— START SUPPLIED MATERIAL —

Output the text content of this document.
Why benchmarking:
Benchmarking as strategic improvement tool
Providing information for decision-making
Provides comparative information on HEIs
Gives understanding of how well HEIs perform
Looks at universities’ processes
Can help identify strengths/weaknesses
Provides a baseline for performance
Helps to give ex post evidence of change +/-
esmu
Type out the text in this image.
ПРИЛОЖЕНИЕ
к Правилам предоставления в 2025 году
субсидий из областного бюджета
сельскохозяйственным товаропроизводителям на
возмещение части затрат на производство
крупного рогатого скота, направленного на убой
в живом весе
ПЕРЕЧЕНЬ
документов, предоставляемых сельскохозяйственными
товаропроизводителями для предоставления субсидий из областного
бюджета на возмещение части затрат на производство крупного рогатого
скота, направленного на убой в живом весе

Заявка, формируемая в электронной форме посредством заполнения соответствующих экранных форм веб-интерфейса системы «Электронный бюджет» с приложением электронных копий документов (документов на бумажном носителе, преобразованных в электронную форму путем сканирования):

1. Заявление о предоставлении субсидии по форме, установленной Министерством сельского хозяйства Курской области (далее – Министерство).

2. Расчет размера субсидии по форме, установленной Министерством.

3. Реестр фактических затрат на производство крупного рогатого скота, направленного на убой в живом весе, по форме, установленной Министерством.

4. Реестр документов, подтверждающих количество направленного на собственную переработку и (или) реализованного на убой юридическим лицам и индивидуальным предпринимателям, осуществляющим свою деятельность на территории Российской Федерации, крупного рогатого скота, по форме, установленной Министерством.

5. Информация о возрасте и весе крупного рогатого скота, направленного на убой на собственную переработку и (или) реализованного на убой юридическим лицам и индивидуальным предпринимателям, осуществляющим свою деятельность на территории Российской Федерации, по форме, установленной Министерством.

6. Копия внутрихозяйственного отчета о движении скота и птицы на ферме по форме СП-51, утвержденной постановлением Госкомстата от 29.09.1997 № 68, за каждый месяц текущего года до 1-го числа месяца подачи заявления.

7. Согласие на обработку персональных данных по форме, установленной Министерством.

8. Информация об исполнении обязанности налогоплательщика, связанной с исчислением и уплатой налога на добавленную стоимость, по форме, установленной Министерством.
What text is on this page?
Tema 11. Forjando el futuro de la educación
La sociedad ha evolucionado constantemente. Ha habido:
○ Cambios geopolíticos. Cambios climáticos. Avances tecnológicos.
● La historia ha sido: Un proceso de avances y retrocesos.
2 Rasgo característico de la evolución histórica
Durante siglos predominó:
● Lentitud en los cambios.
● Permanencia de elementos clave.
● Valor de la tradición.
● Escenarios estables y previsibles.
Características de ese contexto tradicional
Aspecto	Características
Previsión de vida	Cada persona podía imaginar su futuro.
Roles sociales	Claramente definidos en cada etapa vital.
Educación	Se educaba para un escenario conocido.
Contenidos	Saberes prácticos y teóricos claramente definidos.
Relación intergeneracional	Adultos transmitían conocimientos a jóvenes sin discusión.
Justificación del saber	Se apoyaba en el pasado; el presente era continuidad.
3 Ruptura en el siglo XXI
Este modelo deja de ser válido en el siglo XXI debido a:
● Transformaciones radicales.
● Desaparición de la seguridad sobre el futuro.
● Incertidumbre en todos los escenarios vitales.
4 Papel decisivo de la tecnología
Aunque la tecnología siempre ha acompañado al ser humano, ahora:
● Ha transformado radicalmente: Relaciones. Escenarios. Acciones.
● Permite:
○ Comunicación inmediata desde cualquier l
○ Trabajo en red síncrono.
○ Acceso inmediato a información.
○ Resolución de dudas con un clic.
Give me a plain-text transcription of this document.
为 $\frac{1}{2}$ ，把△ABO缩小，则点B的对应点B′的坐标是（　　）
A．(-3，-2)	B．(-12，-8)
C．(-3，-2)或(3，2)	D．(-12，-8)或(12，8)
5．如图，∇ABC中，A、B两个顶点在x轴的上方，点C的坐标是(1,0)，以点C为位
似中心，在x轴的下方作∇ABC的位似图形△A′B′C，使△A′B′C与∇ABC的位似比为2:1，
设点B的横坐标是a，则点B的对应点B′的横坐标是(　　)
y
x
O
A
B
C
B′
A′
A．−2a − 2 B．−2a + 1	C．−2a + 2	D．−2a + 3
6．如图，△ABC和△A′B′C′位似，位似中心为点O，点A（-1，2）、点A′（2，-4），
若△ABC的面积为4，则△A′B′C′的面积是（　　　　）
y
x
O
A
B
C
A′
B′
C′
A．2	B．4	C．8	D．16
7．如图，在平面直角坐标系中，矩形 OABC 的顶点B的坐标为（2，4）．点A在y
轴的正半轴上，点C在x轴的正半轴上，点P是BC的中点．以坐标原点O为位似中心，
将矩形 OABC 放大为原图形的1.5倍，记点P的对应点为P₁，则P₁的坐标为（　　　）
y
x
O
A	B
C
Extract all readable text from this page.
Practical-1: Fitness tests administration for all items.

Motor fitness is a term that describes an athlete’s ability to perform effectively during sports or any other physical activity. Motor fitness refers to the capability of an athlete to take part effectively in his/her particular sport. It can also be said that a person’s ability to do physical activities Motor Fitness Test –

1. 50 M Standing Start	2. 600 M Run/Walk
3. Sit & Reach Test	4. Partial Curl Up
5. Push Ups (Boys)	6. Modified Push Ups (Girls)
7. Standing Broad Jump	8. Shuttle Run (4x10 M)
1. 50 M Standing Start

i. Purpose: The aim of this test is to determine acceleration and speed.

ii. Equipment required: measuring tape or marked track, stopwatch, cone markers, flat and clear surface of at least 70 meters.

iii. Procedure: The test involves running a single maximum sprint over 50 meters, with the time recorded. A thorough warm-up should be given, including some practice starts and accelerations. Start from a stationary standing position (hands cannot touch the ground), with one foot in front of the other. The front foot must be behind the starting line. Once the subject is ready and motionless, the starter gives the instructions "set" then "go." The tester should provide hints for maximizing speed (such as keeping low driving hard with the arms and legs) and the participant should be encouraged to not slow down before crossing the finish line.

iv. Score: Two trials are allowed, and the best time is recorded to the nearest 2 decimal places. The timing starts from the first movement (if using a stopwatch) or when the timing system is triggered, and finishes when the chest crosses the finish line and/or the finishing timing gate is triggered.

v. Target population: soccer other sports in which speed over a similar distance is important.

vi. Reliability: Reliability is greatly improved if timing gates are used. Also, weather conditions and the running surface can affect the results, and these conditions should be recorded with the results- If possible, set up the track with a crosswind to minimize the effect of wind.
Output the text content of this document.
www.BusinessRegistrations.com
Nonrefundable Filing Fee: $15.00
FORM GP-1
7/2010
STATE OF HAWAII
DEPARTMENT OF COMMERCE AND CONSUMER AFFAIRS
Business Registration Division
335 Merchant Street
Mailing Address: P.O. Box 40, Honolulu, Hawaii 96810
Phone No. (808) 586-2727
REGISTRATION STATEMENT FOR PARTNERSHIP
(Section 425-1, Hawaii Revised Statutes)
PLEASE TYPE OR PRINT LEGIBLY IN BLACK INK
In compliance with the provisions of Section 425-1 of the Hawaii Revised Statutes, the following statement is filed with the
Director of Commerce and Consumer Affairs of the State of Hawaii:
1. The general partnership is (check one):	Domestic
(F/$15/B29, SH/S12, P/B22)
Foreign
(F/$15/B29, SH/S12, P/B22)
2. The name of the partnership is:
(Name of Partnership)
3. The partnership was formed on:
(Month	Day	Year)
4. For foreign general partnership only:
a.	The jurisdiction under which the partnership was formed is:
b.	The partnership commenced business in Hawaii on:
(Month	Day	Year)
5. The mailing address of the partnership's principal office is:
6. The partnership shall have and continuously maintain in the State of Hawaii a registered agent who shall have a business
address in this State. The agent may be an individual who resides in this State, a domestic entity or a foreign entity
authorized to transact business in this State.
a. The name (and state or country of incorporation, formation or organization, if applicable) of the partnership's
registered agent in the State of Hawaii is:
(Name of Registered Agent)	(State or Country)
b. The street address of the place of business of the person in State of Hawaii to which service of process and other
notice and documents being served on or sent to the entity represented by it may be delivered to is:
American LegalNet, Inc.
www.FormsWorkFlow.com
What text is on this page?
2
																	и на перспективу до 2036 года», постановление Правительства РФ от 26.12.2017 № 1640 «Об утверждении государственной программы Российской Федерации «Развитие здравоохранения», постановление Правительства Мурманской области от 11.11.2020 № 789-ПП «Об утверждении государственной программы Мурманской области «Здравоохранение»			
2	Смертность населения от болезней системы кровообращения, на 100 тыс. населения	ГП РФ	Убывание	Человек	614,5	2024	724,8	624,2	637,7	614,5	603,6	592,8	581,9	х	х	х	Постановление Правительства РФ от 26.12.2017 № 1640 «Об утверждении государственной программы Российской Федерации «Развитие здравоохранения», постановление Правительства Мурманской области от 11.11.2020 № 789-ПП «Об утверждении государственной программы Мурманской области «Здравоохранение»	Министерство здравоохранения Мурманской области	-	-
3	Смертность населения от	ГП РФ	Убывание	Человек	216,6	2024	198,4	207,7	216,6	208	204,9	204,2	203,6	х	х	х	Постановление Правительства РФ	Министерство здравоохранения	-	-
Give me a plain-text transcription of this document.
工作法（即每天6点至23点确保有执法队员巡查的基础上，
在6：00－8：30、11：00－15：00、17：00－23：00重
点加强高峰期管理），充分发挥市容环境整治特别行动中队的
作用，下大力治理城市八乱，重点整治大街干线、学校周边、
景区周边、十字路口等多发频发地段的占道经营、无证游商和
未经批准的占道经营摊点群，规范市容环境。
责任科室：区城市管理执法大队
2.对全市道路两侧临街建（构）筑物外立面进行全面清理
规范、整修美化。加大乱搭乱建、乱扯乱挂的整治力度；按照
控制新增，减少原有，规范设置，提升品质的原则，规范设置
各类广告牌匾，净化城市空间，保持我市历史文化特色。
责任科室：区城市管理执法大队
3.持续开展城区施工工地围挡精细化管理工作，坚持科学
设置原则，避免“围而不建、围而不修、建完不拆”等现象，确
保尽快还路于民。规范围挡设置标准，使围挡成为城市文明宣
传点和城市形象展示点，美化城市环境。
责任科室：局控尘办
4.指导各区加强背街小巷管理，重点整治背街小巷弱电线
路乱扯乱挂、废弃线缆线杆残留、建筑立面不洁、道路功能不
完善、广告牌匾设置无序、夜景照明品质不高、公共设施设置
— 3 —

— END SUPPLIED MATERIAL —

» PROBLEM DETAILS:
Nothing but a number is needed here: how many lines hold the string "установленной"?

» EXPECTED ANSWER:
7